[Stored data]
........
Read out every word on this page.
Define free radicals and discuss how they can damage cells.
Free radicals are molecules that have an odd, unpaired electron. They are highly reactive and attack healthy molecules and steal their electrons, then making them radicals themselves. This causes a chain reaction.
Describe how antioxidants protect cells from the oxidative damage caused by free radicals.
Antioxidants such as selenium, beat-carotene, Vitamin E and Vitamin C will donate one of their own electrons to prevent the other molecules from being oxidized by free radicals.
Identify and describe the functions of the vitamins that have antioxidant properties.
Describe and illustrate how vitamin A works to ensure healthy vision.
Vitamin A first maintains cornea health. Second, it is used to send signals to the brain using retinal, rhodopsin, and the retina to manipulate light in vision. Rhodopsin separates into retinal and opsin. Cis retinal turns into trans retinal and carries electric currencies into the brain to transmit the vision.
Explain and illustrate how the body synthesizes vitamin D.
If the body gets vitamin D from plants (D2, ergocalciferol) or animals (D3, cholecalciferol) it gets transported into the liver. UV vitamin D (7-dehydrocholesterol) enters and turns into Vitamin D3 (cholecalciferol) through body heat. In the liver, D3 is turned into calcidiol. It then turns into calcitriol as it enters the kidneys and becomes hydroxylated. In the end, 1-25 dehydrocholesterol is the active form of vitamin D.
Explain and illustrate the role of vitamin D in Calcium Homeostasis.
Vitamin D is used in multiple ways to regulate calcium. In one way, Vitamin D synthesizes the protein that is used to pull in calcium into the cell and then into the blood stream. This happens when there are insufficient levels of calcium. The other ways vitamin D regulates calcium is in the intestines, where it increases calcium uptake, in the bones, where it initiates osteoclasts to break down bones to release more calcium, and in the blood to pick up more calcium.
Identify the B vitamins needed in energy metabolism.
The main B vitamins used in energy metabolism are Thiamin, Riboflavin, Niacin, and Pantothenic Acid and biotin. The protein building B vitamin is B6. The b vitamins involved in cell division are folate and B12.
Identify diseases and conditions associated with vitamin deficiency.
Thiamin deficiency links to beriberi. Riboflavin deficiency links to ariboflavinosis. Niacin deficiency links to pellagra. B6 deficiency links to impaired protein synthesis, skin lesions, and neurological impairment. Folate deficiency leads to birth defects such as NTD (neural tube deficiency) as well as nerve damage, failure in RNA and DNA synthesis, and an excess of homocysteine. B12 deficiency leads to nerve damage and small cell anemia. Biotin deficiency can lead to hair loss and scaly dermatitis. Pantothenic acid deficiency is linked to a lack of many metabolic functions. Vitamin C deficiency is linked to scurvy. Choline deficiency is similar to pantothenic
........
• **What the exercise asks**
For each line in the data that holds the word "illustrate", copy the line.

• **Worked solution**
Describe and illustrate how vitamin A works to ensure healthy vision.
Explain and illustrate how the body synthesizes vitamin D.
Explain and illustrate the role of vitamin D in Calcium Homeostasis.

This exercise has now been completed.